== Supplied passage ==
Mayor Coombs has brought back inclusiveness, conciliation, and an open mind to civic discussions. Hang up on the pushing pollsters, and join me in voting to keep Mayor Coombs working for all of us in Longmont.

Senate candidate Romanoff does what he says he will do

Andrew Romanoff

Andrew Romanoff

There are political experts in Boulder County who don’t see much difference between Andrew Romanoff and Michael Bennet in the race for the Democratic nomination for the U.S. Senate. There are those in the Democratic Party who also make this claim. Yet the differences between the two candidates are significant. Beyond stylistic, the differences in positions are substantive and very real.

Let’s begin with measures that could make government more accountable to its citizens.

Romanoff refuses to accept campaign contributions from corporations, political action committees or any special-interest groups. Bennet’s campaign has taken more than a million dollars from special interest groups, including bailed-out banks, discredited insurance companies, BP and other oil industry giants and high-powered Washington, D.C., lobbying firms. There is nothing stylistic about that difference. It’s as plain as it can be.

Romanoff proposes to prohibit lawmakers from taking cash from anyone lobbying a committee on which they are a member. Bennet serves on the Senate Banking Committee, and his campaign is now one of the top 10 recipients of Wall Street cash. Nothing stylistic there either.

The difference is as plain as the nose on your face.

Romanoff supports the Fair Elections Now Act. Bennet, to the best of my knowledge, continues to decline to state his position. Again, a plain and obvious difference between the two candidates.

There’s no question that in the current economic crisis — and it is still a crisis — Coloradans and all Americans are vitally concerned about how to protect their jobs, their homes and their savings.

Once again, Romanoff stands with the people, and Bennet stands with the big financial institutions. Romanoff supports allowing courts to shield families from foreclosure. On April 30, 2009, Bennett voted with the banks, against homowners.

Romanoff backs a plan to prevent banks from becoming “too big to fail.” Again, Bennet voted against taxpayers and with the banks on May 10. Romanoff also supports a plan to divide investment and commercial banking. So far, Bennet doesn’t have a position on this particular matter.

Romanoff’s record in Colorado shows that he voted to fund Meals on Wheels and other services for older Coloradans <HB 06-1018). And on March 3, in Congress, Bennet voted to deny seniors $250, even though he knew it was a year in which there would be no Social Security increase.
===
• Task: Continue the passage above comparing Andrew Romanoff and Michael Bennet, starting after its last sentence.
== Provided data ==
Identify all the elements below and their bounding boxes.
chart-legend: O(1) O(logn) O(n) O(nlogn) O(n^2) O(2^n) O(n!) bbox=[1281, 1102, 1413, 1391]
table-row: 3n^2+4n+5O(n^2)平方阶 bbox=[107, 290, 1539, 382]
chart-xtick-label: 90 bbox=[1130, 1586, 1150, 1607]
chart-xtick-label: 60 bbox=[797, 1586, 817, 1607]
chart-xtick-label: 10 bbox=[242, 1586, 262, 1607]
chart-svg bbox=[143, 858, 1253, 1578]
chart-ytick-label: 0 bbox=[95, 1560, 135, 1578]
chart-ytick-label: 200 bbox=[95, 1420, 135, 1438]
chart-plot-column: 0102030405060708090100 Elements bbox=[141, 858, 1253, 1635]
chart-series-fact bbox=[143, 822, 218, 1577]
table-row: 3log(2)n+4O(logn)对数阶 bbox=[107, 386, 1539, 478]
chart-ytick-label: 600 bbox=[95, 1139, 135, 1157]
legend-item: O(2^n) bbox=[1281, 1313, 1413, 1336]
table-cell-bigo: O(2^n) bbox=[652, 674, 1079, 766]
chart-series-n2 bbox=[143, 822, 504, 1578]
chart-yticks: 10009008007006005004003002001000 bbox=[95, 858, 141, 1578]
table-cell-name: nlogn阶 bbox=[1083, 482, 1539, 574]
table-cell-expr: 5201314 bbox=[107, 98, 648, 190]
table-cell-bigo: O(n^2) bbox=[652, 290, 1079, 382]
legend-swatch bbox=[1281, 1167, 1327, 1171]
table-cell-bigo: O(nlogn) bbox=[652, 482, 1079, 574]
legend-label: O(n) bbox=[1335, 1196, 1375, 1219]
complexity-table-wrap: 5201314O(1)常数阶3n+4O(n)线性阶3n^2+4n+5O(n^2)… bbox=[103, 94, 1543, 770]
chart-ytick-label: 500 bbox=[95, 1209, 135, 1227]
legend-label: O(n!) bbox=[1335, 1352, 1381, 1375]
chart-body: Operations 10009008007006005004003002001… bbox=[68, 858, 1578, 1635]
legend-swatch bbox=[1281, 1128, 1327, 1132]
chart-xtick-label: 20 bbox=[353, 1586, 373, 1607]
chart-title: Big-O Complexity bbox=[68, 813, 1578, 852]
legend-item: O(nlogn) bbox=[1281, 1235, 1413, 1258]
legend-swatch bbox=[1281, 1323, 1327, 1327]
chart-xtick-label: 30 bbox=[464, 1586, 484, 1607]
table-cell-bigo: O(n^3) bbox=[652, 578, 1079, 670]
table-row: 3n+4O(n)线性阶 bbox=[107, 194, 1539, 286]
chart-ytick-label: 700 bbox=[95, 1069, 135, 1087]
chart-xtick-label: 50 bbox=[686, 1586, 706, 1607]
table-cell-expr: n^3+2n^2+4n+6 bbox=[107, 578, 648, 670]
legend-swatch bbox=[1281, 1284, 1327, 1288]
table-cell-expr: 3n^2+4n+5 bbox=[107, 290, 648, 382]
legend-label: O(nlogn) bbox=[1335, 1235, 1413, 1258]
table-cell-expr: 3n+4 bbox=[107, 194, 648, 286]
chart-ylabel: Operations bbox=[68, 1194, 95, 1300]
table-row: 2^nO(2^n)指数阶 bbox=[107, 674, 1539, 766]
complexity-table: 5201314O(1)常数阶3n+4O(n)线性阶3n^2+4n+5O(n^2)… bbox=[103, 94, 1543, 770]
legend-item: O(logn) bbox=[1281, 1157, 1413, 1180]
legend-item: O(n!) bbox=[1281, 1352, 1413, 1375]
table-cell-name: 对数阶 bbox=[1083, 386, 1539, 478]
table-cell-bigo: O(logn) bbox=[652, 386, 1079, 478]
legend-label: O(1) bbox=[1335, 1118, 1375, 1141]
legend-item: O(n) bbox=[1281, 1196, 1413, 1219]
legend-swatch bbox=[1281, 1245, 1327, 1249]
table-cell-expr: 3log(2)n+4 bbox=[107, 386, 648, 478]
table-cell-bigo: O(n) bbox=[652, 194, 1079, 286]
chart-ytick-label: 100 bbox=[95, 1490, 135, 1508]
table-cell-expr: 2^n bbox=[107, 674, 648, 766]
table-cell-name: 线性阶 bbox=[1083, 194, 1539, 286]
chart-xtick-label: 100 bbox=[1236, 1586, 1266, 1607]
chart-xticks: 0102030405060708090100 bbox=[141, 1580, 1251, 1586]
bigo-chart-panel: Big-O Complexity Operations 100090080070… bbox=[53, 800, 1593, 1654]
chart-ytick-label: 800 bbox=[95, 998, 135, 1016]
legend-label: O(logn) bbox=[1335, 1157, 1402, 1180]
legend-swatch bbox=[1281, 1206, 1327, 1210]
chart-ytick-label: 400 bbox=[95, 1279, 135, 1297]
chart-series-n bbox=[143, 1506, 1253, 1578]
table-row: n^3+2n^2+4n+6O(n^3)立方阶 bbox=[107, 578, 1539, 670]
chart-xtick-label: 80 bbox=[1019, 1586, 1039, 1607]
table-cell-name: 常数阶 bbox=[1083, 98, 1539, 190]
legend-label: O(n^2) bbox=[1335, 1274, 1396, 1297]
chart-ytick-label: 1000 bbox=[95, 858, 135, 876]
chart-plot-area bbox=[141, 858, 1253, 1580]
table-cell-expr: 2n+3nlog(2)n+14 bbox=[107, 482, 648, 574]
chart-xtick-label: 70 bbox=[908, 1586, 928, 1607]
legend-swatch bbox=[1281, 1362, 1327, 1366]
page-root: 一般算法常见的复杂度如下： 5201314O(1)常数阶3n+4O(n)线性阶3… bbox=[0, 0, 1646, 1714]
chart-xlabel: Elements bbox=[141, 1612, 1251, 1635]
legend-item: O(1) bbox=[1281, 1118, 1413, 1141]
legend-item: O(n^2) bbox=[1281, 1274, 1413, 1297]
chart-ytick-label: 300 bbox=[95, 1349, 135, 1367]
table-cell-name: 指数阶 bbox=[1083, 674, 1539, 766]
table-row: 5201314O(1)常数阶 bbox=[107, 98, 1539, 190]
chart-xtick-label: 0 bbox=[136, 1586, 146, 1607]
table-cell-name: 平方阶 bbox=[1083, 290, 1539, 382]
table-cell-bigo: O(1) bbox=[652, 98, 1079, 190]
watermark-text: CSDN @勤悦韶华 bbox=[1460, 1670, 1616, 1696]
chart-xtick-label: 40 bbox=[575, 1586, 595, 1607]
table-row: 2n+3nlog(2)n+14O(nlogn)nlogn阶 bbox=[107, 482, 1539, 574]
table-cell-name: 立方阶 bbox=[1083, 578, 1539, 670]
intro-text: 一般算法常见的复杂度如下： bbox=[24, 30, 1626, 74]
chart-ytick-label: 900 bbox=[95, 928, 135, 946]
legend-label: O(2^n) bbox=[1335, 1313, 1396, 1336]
===
• Task response:
Romanoff voted to defend the right of workers to organize (HB07-1072). Bennet continues to refuse to state his position on the Employee Free Choice Act.

Repeatedly, Romanoff has made good on his efforts to hold down the cost of health care. He cracked down on insurance companies that delay or deny valid claims <HB 08-1407) .

Bennet, on the other hand, has taken thousands of dollars from the insurance industry and did not keep his promise to push for a public option in the health care legislation. He does not favor a single- payer plan, and Romanoff has been consistent in his support for a single-payer system.

As a four-time elected state legislator and as Speaker of the House, Romanoff helped make Colorado a world leader in renewable energy. Bennet talks about it, but it’s mostly that – just talk. His campaign has taken thousands of dollars from this nation’s biggest polluters, including BP.

Romanoff supports President Obama’s efforts to end tax breaks for Big Oil and to use the savings to curb the deficit and to boost energy efficiency

Again, Bennet talks about it, but on June 15, he joined a majority of senators to vote with Big Oil and against taxpayers and the environment. His message to voters seems to be: Pay attention to what I say, not what I do.

The differences between Romanoff and Bennet are many and significant.

Now it may be that Bennet has some of the same political leanings as Romanoff does, but the splendid difference is that Romanoff does what he says he will do.

He’s precisely the kind of senator Colorado needs to send to Washington, D.C., this year.

Bob Miller has resided in Longmont for six years.